Problem requirements =
Go through the entries below and collect each line with the string "Please" in it.

═══

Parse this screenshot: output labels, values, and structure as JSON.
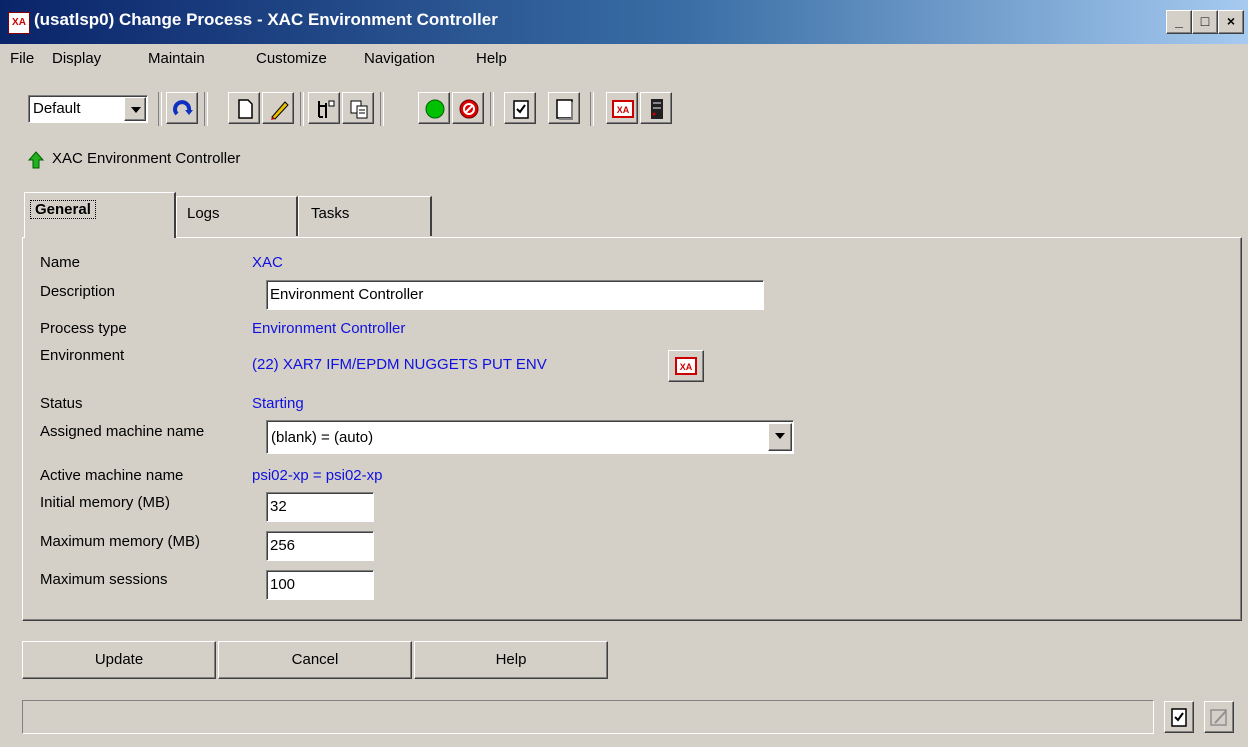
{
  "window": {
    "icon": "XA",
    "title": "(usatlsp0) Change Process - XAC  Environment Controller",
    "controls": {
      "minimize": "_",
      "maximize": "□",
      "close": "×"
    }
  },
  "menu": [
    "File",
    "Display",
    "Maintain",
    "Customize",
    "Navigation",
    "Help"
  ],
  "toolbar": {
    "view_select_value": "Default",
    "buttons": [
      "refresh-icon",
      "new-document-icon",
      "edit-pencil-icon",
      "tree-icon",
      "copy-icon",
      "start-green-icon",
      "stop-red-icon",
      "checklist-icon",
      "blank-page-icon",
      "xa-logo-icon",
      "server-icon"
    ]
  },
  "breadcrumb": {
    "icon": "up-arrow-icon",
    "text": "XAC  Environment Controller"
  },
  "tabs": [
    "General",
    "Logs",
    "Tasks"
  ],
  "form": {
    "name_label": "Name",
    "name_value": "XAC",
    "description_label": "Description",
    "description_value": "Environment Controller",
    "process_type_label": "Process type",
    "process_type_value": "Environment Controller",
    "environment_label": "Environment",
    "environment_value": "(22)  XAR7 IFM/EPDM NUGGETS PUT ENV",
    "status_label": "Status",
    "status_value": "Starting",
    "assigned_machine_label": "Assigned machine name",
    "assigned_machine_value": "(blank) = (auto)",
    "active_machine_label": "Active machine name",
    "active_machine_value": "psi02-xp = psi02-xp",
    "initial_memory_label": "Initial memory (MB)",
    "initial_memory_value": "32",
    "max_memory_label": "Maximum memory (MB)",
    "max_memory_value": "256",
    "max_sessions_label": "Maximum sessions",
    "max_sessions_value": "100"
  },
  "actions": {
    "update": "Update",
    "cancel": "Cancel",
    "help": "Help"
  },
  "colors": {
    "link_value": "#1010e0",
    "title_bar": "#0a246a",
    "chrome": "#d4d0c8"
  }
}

═══

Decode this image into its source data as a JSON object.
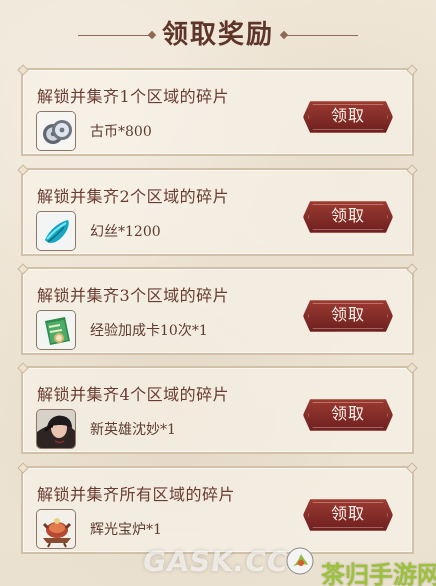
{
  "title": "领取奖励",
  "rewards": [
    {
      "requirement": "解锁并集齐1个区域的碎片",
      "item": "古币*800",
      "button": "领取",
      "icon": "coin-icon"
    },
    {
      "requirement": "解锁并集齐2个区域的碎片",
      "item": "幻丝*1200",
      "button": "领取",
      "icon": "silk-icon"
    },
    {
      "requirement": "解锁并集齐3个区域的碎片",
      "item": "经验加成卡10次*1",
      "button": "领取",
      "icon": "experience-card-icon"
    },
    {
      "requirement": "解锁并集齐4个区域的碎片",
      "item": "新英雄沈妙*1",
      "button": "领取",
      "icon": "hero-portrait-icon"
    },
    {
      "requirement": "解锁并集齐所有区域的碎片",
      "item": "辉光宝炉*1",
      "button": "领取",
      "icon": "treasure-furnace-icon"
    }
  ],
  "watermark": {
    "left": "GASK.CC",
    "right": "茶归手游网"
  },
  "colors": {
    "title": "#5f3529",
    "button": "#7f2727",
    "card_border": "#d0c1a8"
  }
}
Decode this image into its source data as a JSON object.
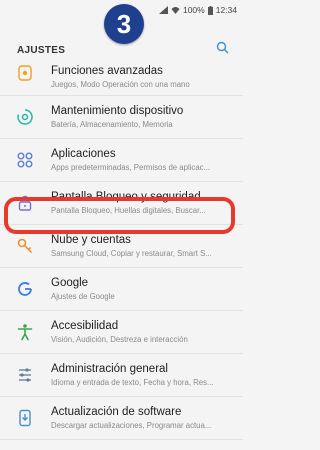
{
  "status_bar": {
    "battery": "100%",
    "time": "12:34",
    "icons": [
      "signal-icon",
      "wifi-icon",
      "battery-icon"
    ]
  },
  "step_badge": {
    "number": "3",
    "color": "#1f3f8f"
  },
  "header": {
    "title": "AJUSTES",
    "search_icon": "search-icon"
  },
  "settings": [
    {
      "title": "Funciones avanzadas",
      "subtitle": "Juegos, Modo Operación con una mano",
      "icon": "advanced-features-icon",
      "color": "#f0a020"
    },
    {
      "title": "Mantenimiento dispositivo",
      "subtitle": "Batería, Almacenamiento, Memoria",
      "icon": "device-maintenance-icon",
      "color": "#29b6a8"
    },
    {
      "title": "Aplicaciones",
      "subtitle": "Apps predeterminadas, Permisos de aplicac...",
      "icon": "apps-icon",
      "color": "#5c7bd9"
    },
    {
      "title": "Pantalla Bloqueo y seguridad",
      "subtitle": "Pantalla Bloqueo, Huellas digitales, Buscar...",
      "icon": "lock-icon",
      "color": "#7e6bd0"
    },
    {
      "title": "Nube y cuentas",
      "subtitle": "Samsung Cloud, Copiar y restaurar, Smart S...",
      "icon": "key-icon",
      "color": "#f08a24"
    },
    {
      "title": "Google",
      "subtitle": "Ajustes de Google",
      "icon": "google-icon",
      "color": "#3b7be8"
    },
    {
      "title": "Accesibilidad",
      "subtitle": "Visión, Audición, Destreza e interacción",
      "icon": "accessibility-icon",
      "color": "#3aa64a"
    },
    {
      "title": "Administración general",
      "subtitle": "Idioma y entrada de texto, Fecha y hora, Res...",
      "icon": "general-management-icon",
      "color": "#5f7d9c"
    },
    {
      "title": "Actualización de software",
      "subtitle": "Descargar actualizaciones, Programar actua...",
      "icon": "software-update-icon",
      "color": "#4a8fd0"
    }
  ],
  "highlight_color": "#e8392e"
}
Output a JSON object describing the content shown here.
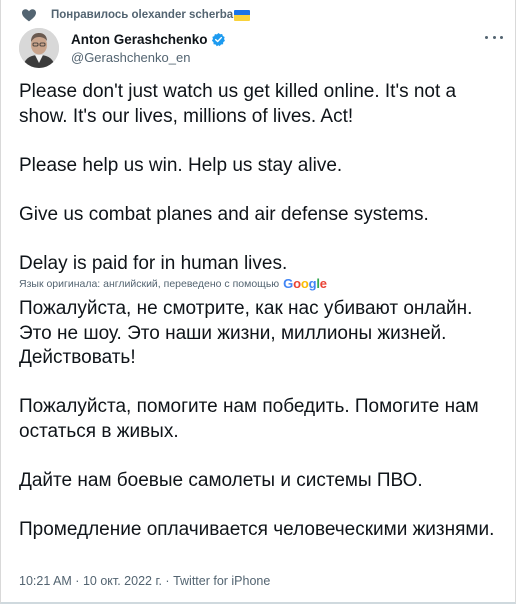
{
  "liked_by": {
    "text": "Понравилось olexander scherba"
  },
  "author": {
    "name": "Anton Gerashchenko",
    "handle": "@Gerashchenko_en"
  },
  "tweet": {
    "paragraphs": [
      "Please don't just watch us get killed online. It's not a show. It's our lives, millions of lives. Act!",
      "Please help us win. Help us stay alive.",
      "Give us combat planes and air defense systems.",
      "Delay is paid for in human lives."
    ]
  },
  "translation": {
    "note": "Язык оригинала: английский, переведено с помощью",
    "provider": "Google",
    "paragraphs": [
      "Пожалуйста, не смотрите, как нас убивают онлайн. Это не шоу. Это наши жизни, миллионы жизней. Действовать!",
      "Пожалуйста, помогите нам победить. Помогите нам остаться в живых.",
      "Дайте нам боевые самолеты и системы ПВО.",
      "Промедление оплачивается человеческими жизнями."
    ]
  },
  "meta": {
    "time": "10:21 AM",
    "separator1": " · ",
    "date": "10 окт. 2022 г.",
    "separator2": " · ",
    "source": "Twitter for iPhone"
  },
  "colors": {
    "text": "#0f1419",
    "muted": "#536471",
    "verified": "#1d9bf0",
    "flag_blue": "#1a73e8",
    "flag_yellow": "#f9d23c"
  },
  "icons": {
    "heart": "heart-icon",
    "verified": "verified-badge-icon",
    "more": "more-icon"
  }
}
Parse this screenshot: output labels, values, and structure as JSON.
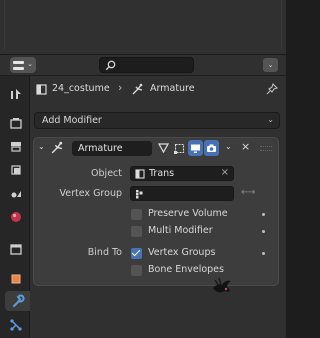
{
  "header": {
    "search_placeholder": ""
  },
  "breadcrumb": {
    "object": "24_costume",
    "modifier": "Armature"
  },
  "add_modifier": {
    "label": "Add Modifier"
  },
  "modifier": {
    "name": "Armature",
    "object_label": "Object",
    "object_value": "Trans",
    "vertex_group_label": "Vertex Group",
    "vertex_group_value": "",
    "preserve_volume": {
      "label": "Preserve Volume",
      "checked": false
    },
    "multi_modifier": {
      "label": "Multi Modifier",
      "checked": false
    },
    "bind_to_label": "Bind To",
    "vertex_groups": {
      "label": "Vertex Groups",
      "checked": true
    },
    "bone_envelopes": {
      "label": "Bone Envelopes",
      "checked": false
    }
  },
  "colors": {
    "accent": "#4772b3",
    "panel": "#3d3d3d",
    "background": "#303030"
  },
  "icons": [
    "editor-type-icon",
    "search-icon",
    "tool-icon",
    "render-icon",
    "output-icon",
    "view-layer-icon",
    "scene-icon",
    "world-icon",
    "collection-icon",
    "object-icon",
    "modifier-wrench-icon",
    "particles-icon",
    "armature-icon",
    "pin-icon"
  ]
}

═══

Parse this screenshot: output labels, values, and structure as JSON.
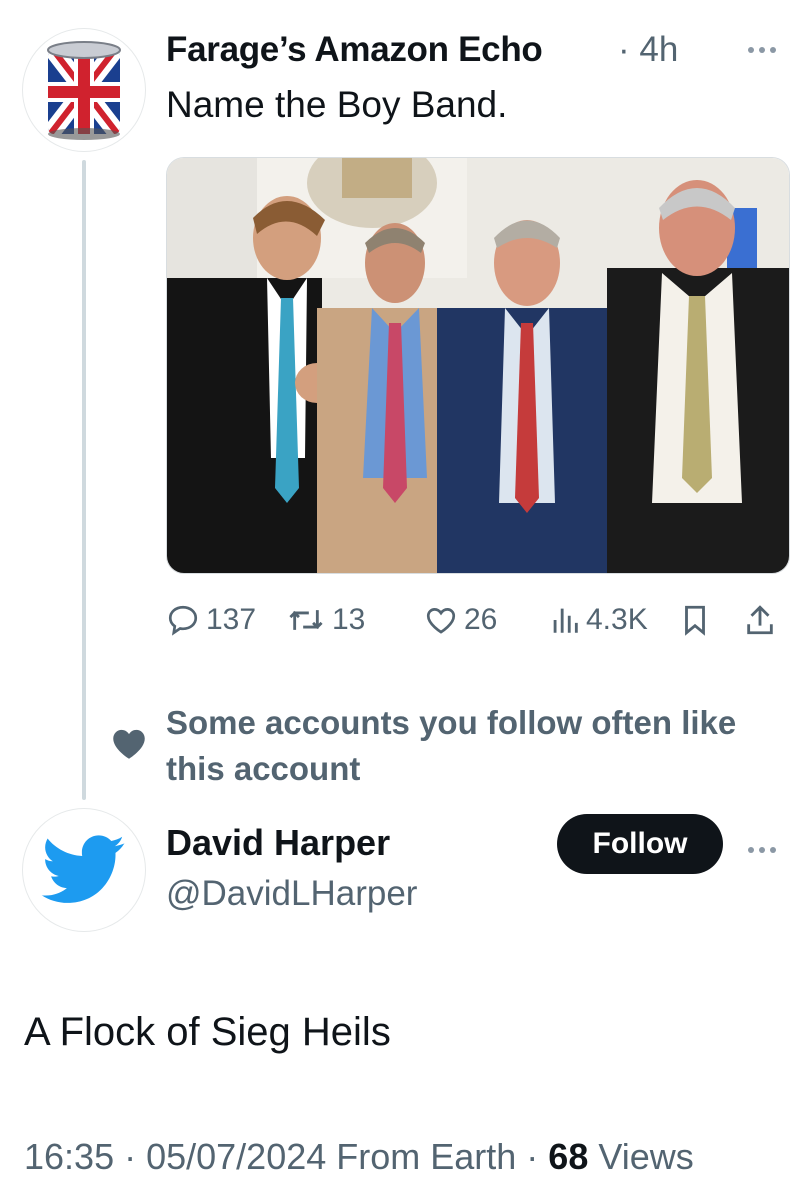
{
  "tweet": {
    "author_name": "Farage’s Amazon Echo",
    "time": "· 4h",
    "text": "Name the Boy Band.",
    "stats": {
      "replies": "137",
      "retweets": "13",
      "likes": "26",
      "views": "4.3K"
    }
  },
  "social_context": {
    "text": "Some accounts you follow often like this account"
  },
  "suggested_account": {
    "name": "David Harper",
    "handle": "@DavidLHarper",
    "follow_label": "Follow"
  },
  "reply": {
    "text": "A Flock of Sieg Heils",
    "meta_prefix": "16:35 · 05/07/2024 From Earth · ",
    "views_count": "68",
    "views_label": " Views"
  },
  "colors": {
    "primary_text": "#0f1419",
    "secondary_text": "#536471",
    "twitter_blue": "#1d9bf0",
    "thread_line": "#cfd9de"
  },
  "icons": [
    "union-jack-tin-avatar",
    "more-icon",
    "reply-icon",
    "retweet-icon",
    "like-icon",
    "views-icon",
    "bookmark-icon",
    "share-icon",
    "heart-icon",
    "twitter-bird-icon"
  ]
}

═══

Answer =
      "Please don't just watch us get killed online. It's not a show. It's our lives, millions of lives. Act!",
      "Please help us win. Help us stay alive.",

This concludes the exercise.